**What is asked**
Copy every line of the records below without any change.

**Data in this exercise**

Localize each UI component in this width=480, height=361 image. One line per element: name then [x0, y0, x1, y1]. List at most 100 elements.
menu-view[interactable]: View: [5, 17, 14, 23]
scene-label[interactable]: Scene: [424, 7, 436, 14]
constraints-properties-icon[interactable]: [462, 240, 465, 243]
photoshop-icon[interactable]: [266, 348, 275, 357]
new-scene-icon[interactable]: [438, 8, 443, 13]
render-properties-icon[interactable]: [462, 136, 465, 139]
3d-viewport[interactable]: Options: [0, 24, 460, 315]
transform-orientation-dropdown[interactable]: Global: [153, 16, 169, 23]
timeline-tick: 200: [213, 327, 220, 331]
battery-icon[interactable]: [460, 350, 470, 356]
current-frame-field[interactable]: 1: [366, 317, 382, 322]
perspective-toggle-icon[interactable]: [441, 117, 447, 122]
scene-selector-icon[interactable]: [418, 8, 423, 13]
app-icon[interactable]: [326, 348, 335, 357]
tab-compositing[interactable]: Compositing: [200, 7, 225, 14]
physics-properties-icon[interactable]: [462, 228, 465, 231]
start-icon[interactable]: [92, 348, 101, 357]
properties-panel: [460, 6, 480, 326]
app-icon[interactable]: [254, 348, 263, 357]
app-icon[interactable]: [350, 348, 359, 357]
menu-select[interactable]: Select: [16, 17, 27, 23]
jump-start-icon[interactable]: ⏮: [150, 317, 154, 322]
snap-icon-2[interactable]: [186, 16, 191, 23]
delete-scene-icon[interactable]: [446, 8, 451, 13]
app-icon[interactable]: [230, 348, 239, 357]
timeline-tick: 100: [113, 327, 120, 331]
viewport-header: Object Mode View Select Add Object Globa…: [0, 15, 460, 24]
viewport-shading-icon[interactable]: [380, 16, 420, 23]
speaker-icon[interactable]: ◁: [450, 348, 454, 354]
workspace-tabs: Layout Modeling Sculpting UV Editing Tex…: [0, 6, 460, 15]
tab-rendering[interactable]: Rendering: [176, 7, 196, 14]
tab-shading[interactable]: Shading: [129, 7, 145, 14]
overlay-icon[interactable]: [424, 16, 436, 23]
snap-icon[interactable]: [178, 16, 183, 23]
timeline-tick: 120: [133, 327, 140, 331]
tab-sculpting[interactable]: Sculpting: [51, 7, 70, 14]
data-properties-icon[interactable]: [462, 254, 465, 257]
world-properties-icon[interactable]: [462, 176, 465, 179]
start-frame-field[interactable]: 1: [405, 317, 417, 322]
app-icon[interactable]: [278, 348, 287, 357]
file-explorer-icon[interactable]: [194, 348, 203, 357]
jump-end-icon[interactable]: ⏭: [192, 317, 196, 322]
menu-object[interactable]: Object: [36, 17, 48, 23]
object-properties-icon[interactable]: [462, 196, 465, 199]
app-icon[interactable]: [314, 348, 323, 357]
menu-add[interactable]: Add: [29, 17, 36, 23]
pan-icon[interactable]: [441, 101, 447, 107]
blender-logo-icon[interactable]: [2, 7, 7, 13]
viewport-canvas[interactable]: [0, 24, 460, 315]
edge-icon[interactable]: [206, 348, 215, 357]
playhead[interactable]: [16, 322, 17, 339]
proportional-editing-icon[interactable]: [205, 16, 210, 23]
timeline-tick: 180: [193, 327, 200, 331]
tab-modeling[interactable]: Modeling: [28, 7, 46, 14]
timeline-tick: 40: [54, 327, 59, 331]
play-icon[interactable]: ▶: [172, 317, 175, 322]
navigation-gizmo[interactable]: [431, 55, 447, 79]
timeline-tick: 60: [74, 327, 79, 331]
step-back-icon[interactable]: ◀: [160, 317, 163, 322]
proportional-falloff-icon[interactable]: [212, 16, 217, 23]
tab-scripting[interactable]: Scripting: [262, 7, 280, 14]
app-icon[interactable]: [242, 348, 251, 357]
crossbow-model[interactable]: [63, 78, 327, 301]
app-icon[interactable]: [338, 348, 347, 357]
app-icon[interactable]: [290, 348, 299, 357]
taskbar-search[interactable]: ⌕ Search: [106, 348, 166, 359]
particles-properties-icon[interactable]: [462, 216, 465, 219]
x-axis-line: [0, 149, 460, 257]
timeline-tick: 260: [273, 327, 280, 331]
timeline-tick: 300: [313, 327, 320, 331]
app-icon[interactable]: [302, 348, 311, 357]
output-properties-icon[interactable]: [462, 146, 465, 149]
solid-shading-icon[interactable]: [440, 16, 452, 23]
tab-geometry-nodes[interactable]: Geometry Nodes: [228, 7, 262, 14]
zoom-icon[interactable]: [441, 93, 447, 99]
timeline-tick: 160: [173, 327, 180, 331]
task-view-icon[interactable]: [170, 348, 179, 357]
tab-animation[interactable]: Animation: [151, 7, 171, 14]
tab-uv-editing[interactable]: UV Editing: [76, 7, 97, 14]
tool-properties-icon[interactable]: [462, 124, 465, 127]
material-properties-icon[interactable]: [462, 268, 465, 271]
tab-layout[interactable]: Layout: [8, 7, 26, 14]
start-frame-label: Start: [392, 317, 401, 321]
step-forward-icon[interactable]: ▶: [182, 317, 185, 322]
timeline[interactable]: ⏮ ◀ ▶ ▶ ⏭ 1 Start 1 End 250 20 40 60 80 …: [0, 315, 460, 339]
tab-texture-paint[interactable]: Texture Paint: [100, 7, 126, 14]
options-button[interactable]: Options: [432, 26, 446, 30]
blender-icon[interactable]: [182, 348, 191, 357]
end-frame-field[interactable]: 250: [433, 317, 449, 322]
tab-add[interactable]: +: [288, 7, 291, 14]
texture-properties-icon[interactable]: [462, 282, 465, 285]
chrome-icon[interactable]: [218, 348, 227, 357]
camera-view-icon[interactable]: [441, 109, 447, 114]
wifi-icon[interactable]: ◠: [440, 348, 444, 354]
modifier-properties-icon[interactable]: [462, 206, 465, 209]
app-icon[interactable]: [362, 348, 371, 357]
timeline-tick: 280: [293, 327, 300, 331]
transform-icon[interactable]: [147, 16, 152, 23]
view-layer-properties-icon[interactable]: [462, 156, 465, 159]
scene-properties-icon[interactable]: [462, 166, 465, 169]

**Written solution**
Localize each UI component in this width=480, height=361 image. One line per element: name then [x0, y0, x1, y1]. List at most 100 elements.
menu-view[interactable]: View: [5, 17, 14, 23]
scene-label[interactable]: Scene: [424, 7, 436, 14]
constraints-properties-icon[interactable]: [462, 240, 465, 243]
photoshop-icon[interactable]: [266, 348, 275, 357]
new-scene-icon[interactable]: [438, 8, 443, 13]
render-properties-icon[interactable]: [462, 136, 465, 139]
3d-viewport[interactable]: Options: [0, 24, 460, 315]
transform-orientation-dropdown[interactable]: Global: [153, 16, 169, 23]
timeline-tick: 200: [213, 327, 220, 331]
battery-icon[interactable]: [460, 350, 470, 356]
current-frame-field[interactable]: 1: [366, 317, 382, 322]
perspective-toggle-icon[interactable]: [441, 117, 447, 122]
scene-selector-icon[interactable]: [418, 8, 423, 13]
app-icon[interactable]: [326, 348, 335, 357]
tab-compositing[interactable]: Compositing: [200, 7, 225, 14]
physics-properties-icon[interactable]: [462, 228, 465, 231]
start-icon[interactable]: [92, 348, 101, 357]
properties-panel: [460, 6, 480, 326]
app-icon[interactable]: [254, 348, 263, 357]
app-icon[interactable]: [350, 348, 359, 357]
menu-select[interactable]: Select: [16, 17, 27, 23]
jump-start-icon[interactable]: ⏮: [150, 317, 154, 322]
snap-icon-2[interactable]: [186, 16, 191, 23]
delete-scene-icon[interactable]: [446, 8, 451, 13]
app-icon[interactable]: [230, 348, 239, 357]
timeline-tick: 100: [113, 327, 120, 331]
viewport-header: Object Mode View Select Add Object Globa…: [0, 15, 460, 24]
viewport-shading-icon[interactable]: [380, 16, 420, 23]
speaker-icon[interactable]: ◁: [450, 348, 454, 354]
workspace-tabs: Layout Modeling Sculpting UV Editing Tex…: [0, 6, 460, 15]
tab-rendering[interactable]: Rendering: [176, 7, 196, 14]
tab-shading[interactable]: Shading: [129, 7, 145, 14]
overlay-icon[interactable]: [424, 16, 436, 23]
snap-icon[interactable]: [178, 16, 183, 23]
timeline-tick: 120: [133, 327, 140, 331]
tab-sculpting[interactable]: Sculpting: [51, 7, 70, 14]
data-properties-icon[interactable]: [462, 254, 465, 257]
world-properties-icon[interactable]: [462, 176, 465, 179]
start-frame-field[interactable]: 1: [405, 317, 417, 322]
app-icon[interactable]: [278, 348, 287, 357]
file-explorer-icon[interactable]: [194, 348, 203, 357]
jump-end-icon[interactable]: ⏭: [192, 317, 196, 322]
menu-object[interactable]: Object: [36, 17, 48, 23]
object-properties-icon[interactable]: [462, 196, 465, 199]
app-icon[interactable]: [314, 348, 323, 357]
menu-add[interactable]: Add: [29, 17, 36, 23]
pan-icon[interactable]: [441, 101, 447, 107]
blender-logo-icon[interactable]: [2, 7, 7, 13]
viewport-canvas[interactable]: [0, 24, 460, 315]
edge-icon[interactable]: [206, 348, 215, 357]
playhead[interactable]: [16, 322, 17, 339]
proportional-editing-icon[interactable]: [205, 16, 210, 23]
timeline-tick: 180: [193, 327, 200, 331]
tab-modeling[interactable]: Modeling: [28, 7, 46, 14]
timeline-tick: 40: [54, 327, 59, 331]
play-icon[interactable]: ▶: [172, 317, 175, 322]
navigation-gizmo[interactable]: [431, 55, 447, 79]
timeline-tick: 60: [74, 327, 79, 331]
step-back-icon[interactable]: ◀: [160, 317, 163, 322]
proportional-falloff-icon[interactable]: [212, 16, 217, 23]
tab-scripting[interactable]: Scripting: [262, 7, 280, 14]
app-icon[interactable]: [242, 348, 251, 357]
crossbow-model[interactable]: [63, 78, 327, 301]
app-icon[interactable]: [338, 348, 347, 357]
app-icon[interactable]: [290, 348, 299, 357]
taskbar-search[interactable]: ⌕ Search: [106, 348, 166, 359]
particles-properties-icon[interactable]: [462, 216, 465, 219]
x-axis-line: [0, 149, 460, 257]
timeline-tick: 260: [273, 327, 280, 331]
timeline-tick: 300: [313, 327, 320, 331]
app-icon[interactable]: [302, 348, 311, 357]
output-properties-icon[interactable]: [462, 146, 465, 149]
solid-shading-icon[interactable]: [440, 16, 452, 23]
tab-geometry-nodes[interactable]: Geometry Nodes: [228, 7, 262, 14]
zoom-icon[interactable]: [441, 93, 447, 99]
timeline-tick: 160: [173, 327, 180, 331]
task-view-icon[interactable]: [170, 348, 179, 357]
tab-animation[interactable]: Animation: [151, 7, 171, 14]
tab-uv-editing[interactable]: UV Editing: [76, 7, 97, 14]
tool-properties-icon[interactable]: [462, 124, 465, 127]
material-properties-icon[interactable]: [462, 268, 465, 271]
tab-layout[interactable]: Layout: [8, 7, 26, 14]
start-frame-label: Start: [392, 317, 401, 321]
step-forward-icon[interactable]: ▶: [182, 317, 185, 322]
timeline[interactable]: ⏮ ◀ ▶ ▶ ⏭ 1 Start 1 End 250 20 40 60 80 …: [0, 315, 460, 339]
tab-texture-paint[interactable]: Texture Paint: [100, 7, 126, 14]
options-button[interactable]: Options: [432, 26, 446, 30]
blender-icon[interactable]: [182, 348, 191, 357]
end-frame-field[interactable]: 250: [433, 317, 449, 322]
tab-add[interactable]: +: [288, 7, 291, 14]
texture-properties-icon[interactable]: [462, 282, 465, 285]
chrome-icon[interactable]: [218, 348, 227, 357]
camera-view-icon[interactable]: [441, 109, 447, 114]
wifi-icon[interactable]: ◠: [440, 348, 444, 354]
modifier-properties-icon[interactable]: [462, 206, 465, 209]
app-icon[interactable]: [362, 348, 371, 357]
timeline-tick: 280: [293, 327, 300, 331]
transform-icon[interactable]: [147, 16, 152, 23]
view-layer-properties-icon[interactable]: [462, 156, 465, 159]
scene-properties-icon[interactable]: [462, 166, 465, 169]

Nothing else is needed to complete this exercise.